#### PROBLEM DESCRIPTION:
Select, from the data, each line where "SDTVAR" occurs.

• • •

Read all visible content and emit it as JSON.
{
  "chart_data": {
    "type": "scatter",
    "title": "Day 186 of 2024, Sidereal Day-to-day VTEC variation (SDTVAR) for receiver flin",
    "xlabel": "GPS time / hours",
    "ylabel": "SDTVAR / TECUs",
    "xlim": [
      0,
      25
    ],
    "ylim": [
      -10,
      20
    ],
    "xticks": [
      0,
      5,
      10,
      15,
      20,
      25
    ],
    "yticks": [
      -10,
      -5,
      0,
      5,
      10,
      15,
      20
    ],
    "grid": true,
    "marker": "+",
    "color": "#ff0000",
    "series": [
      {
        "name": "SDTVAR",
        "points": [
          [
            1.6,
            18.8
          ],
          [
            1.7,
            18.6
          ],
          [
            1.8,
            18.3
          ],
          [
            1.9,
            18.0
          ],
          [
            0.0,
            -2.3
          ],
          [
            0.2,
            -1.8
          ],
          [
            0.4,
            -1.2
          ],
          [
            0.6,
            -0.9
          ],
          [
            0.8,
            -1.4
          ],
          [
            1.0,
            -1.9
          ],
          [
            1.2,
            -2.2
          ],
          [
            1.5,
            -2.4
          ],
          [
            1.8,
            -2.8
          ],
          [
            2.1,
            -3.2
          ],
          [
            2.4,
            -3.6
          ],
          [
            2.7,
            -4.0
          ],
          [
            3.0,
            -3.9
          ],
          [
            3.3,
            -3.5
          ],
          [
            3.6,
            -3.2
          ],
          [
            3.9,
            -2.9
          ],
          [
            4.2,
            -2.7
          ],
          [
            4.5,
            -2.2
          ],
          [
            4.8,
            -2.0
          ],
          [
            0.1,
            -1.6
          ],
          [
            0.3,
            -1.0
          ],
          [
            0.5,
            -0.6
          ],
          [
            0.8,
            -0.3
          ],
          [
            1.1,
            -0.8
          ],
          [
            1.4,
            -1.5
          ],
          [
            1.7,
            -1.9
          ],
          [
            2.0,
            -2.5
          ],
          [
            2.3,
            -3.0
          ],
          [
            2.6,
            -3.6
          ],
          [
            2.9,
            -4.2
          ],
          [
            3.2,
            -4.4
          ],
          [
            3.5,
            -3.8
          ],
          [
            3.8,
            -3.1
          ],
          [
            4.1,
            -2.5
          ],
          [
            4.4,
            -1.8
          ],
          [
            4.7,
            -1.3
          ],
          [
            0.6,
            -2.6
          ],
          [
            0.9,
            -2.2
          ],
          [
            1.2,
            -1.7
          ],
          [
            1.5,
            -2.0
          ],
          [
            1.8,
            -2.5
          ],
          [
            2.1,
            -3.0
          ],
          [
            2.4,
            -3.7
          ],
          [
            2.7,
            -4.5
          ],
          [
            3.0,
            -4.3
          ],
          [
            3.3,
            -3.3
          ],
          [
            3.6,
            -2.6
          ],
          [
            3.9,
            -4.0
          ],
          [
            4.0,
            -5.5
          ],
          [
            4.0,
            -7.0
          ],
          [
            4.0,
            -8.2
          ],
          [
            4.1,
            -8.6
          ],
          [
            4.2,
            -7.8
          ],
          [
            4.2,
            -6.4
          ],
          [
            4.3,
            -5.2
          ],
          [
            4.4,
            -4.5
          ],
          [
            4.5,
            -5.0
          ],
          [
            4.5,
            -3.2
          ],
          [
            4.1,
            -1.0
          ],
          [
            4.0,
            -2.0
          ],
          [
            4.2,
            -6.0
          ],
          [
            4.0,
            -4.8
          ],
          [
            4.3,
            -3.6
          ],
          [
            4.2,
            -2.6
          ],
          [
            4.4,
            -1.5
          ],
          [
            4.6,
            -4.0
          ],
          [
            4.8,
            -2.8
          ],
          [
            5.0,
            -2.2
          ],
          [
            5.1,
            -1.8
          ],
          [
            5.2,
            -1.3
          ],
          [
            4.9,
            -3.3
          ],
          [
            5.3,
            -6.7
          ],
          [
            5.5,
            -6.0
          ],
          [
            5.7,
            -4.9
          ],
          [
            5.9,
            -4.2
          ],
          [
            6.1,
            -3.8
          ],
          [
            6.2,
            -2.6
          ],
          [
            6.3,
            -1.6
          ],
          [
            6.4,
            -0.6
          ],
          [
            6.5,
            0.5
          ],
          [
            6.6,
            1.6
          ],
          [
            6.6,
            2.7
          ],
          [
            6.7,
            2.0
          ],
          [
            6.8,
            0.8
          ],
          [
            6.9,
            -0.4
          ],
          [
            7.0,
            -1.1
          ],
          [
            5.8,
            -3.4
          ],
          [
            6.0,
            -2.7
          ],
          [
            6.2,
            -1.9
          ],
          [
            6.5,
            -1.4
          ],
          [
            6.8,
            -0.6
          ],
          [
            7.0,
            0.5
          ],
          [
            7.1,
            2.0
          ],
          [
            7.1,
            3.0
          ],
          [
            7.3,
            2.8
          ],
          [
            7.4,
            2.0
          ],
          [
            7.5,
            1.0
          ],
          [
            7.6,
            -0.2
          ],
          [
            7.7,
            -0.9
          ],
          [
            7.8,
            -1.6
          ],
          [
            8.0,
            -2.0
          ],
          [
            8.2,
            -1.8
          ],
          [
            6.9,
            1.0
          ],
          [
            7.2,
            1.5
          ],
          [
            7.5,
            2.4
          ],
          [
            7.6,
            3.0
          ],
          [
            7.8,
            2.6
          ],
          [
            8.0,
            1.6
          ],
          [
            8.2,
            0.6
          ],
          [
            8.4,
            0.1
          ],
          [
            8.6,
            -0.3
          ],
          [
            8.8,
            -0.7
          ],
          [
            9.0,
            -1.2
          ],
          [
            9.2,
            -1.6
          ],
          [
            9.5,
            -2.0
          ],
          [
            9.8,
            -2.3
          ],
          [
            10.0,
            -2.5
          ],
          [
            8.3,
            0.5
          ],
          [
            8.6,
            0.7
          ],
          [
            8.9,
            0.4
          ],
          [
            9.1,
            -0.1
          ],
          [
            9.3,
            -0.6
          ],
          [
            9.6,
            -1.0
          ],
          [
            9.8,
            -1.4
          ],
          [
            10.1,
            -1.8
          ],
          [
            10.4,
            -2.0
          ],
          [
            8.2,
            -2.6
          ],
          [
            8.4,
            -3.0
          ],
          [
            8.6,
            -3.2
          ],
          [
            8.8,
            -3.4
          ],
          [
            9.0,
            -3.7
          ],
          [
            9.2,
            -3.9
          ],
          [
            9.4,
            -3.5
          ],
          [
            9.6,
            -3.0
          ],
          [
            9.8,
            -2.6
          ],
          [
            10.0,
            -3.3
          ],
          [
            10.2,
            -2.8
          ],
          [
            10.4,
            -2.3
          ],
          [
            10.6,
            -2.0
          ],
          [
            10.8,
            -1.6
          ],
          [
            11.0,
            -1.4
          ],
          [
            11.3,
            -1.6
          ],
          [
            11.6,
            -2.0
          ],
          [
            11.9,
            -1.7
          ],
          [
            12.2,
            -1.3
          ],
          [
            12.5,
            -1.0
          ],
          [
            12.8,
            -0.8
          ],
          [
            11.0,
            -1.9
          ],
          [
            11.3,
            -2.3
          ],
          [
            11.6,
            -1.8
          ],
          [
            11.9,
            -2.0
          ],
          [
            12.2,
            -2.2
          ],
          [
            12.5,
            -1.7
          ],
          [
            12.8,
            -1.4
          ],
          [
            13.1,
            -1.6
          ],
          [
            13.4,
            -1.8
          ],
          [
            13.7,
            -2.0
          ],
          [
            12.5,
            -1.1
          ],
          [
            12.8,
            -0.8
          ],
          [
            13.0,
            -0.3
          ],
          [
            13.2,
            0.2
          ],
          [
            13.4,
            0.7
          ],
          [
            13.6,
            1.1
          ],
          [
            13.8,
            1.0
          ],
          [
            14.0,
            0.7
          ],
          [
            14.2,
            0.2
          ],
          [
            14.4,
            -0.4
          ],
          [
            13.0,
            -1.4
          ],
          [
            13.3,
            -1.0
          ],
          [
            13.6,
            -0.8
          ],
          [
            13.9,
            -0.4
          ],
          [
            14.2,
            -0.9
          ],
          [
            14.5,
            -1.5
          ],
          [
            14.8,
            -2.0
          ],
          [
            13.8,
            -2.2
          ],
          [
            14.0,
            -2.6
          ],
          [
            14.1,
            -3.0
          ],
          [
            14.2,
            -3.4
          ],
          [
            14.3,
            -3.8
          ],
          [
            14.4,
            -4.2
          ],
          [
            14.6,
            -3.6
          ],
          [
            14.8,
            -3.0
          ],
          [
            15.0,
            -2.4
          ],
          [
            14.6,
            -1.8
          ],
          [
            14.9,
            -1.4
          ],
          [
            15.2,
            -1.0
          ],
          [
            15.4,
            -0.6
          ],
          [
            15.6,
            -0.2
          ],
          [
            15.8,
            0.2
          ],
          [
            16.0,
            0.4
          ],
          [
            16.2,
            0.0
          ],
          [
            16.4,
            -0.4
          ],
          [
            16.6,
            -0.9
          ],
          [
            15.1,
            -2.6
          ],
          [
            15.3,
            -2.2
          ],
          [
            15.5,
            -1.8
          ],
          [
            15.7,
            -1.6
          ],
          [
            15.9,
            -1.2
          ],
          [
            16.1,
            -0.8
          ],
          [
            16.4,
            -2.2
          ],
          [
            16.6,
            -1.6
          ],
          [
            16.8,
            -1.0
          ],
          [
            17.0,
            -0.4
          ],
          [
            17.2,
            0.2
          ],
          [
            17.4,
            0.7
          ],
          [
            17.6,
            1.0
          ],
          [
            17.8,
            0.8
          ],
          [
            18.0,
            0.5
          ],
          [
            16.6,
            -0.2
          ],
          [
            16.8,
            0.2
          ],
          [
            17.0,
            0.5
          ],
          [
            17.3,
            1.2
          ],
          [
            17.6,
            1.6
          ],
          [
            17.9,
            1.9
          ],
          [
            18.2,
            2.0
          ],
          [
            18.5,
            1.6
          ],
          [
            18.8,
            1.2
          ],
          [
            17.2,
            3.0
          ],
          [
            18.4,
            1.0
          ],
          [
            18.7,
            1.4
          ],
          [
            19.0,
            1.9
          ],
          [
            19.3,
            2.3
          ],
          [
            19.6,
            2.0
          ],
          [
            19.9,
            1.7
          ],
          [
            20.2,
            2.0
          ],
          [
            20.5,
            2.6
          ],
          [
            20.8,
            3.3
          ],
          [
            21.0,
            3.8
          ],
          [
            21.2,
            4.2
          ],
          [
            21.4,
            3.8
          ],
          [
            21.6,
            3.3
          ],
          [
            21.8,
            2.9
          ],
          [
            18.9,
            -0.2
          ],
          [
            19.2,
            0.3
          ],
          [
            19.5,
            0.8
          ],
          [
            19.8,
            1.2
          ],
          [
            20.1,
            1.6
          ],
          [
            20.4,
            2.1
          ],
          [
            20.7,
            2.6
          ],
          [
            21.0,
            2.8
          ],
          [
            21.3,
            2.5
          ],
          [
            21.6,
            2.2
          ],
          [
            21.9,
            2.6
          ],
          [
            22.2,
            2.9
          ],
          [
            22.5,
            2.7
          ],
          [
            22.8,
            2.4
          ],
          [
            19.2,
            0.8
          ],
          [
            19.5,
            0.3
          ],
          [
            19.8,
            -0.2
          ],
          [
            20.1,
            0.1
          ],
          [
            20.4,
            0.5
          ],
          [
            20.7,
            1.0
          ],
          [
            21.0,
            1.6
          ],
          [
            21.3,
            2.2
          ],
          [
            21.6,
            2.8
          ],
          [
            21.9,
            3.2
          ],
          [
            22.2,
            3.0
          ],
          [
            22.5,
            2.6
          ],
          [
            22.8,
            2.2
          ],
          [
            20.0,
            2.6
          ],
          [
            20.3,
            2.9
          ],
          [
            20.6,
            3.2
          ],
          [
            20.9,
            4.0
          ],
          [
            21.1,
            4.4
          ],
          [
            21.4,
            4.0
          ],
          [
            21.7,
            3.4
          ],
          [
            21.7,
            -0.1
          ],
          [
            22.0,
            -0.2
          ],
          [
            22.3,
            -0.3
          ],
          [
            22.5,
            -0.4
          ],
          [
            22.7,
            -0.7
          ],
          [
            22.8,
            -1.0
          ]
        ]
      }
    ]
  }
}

• • •

#### RESPONSE BELOW:
    "title": "Day 186 of 2024, Sidereal Day-to-day VTEC variation (SDTVAR) for receiver flin",
    "ylabel": "SDTVAR / TECUs",
        "name": "SDTVAR",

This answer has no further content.